■ **WHAT NEEDS TO BE DONE**
Copy each line exactly. Leave nothing out.

A block of data
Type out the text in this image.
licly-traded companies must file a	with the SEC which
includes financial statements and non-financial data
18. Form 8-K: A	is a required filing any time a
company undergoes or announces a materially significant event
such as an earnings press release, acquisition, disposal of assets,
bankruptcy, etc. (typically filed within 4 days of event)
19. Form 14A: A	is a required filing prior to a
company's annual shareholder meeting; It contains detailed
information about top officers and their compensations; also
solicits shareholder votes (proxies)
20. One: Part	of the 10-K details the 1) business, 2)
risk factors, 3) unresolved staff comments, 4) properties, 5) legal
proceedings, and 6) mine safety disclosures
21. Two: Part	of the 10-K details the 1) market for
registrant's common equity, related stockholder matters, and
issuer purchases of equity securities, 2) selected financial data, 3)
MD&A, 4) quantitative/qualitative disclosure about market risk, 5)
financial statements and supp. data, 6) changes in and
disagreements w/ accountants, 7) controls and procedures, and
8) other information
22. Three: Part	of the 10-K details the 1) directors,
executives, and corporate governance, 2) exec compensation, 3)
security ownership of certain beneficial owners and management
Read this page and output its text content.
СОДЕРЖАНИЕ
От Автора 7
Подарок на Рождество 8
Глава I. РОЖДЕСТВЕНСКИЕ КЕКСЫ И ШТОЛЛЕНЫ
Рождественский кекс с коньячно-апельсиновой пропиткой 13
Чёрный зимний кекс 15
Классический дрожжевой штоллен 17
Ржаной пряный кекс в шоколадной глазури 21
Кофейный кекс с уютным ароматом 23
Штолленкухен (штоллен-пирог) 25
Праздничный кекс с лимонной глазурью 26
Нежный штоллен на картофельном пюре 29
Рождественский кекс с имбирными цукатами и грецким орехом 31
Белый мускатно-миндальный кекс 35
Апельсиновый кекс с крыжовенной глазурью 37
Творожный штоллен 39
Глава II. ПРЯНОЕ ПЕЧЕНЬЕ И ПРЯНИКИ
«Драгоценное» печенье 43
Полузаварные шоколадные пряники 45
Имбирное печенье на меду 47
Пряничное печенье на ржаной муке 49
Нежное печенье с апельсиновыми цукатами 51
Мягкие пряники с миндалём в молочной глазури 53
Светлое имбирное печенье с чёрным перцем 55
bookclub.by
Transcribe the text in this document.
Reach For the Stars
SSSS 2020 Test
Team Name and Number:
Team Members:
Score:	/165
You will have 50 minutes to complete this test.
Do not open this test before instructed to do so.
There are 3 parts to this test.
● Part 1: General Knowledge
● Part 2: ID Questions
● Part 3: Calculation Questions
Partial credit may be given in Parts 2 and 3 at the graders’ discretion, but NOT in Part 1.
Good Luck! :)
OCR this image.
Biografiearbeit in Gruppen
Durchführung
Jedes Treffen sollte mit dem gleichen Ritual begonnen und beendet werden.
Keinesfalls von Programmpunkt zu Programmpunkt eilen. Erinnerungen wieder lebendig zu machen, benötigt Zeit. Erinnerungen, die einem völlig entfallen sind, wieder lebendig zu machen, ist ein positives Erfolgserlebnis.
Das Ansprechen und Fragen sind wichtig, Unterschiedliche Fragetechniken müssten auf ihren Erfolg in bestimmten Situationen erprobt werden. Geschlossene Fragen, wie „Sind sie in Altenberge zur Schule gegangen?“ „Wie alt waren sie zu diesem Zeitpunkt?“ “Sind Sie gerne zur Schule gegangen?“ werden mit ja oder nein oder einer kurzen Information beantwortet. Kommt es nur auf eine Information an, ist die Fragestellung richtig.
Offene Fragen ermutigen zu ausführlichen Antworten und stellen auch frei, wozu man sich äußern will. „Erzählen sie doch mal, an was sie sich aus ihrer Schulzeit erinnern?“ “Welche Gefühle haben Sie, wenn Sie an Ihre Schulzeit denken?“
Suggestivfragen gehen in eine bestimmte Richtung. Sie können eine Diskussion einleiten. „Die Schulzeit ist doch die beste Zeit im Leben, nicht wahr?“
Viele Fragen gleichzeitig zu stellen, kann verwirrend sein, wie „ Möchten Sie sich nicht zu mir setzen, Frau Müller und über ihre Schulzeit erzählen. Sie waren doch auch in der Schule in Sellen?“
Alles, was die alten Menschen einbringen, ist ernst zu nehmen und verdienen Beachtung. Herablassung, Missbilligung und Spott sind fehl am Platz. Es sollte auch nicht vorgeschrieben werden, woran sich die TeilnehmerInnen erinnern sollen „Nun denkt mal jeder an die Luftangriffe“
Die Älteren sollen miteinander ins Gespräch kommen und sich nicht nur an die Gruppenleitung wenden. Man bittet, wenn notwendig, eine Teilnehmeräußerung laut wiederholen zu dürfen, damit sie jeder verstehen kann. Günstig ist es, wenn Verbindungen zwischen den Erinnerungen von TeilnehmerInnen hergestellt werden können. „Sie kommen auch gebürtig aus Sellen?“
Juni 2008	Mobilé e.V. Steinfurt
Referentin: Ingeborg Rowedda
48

■ **SOLUTION TO THE EXERCISE**
Type out the text in this image.
licly-traded companies must file a	with the SEC which
includes financial statements and non-financial data
18. Form 8-K: A	is a required filing any time a
company undergoes or announces a materially significant event
such as an earnings press release, acquisition, disposal of assets,
bankruptcy, etc. (typically filed within 4 days of event)
19. Form 14A: A	is a required filing prior to a
company's annual shareholder meeting; It contains detailed
information about top officers and their compensations; also
solicits shareholder votes (proxies)
20. One: Part	of the 10-K details the 1) business, 2)
risk factors, 3) unresolved staff comments, 4) properties, 5) legal
proceedings, and 6) mine safety disclosures
21. Two: Part	of the 10-K details the 1) market for
registrant's common equity, related stockholder matters, and
issuer purchases of equity securities, 2) selected financial data, 3)
MD&A, 4) quantitative/qualitative disclosure about market risk, 5)
financial statements and supp. data, 6) changes in and
disagreements w/ accountants, 7) controls and procedures, and
8) other information
22. Three: Part	of the 10-K details the 1) directors,
executives, and corporate governance, 2) exec compensation, 3)
security ownership of certain beneficial owners and management
Read this page and output its text content.
СОДЕРЖАНИЕ
От Автора 7
Подарок на Рождество 8
Глава I. РОЖДЕСТВЕНСКИЕ КЕКСЫ И ШТОЛЛЕНЫ
Рождественский кекс с коньячно-апельсиновой пропиткой 13
Чёрный зимний кекс 15
Классический дрожжевой штоллен 17
Ржаной пряный кекс в шоколадной глазури 21
Кофейный кекс с уютным ароматом 23
Штолленкухен (штоллен-пирог) 25
Праздничный кекс с лимонной глазурью 26
Нежный штоллен на картофельном пюре 29
Рождественский кекс с имбирными цукатами и грецким орехом 31
Белый мускатно-миндальный кекс 35
Апельсиновый кекс с крыжовенной глазурью 37
Творожный штоллен 39
Глава II. ПРЯНОЕ ПЕЧЕНЬЕ И ПРЯНИКИ
«Драгоценное» печенье 43
Полузаварные шоколадные пряники 45
Имбирное печенье на меду 47
Пряничное печенье на ржаной муке 49
Нежное печенье с апельсиновыми цукатами 51
Мягкие пряники с миндалём в молочной глазури 53
Светлое имбирное печенье с чёрным перцем 55
bookclub.by
Transcribe the text in this document.
Reach For the Stars
SSSS 2020 Test
Team Name and Number:
Team Members:
Score:	/165
You will have 50 minutes to complete this test.
Do not open this test before instructed to do so.
There are 3 parts to this test.
● Part 1: General Knowledge
● Part 2: ID Questions
● Part 3: Calculation Questions
Partial credit may be given in Parts 2 and 3 at the graders’ discretion, but NOT in Part 1.
Good Luck! :)
OCR this image.
Biografiearbeit in Gruppen
Durchführung
Jedes Treffen sollte mit dem gleichen Ritual begonnen und beendet werden.
Keinesfalls von Programmpunkt zu Programmpunkt eilen. Erinnerungen wieder lebendig zu machen, benötigt Zeit. Erinnerungen, die einem völlig entfallen sind, wieder lebendig zu machen, ist ein positives Erfolgserlebnis.
Das Ansprechen und Fragen sind wichtig, Unterschiedliche Fragetechniken müssten auf ihren Erfolg in bestimmten Situationen erprobt werden. Geschlossene Fragen, wie „Sind sie in Altenberge zur Schule gegangen?“ „Wie alt waren sie zu diesem Zeitpunkt?“ “Sind Sie gerne zur Schule gegangen?“ werden mit ja oder nein oder einer kurzen Information beantwortet. Kommt es nur auf eine Information an, ist die Fragestellung richtig.
Offene Fragen ermutigen zu ausführlichen Antworten und stellen auch frei, wozu man sich äußern will. „Erzählen sie doch mal, an was sie sich aus ihrer Schulzeit erinnern?“ “Welche Gefühle haben Sie, wenn Sie an Ihre Schulzeit denken?“
Suggestivfragen gehen in eine bestimmte Richtung. Sie können eine Diskussion einleiten. „Die Schulzeit ist doch die beste Zeit im Leben, nicht wahr?“
Viele Fragen gleichzeitig zu stellen, kann verwirrend sein, wie „ Möchten Sie sich nicht zu mir setzen, Frau Müller und über ihre Schulzeit erzählen. Sie waren doch auch in der Schule in Sellen?“
Alles, was die alten Menschen einbringen, ist ernst zu nehmen und verdienen Beachtung. Herablassung, Missbilligung und Spott sind fehl am Platz. Es sollte auch nicht vorgeschrieben werden, woran sich die TeilnehmerInnen erinnern sollen „Nun denkt mal jeder an die Luftangriffe“
Die Älteren sollen miteinander ins Gespräch kommen und sich nicht nur an die Gruppenleitung wenden. Man bittet, wenn notwendig, eine Teilnehmeräußerung laut wiederholen zu dürfen, damit sie jeder verstehen kann. Günstig ist es, wenn Verbindungen zwischen den Erinnerungen von TeilnehmerInnen hergestellt werden können. „Sie kommen auch gebürtig aus Sellen?“
Juni 2008	Mobilé e.V. Steinfurt
Referentin: Ingeborg Rowedda
48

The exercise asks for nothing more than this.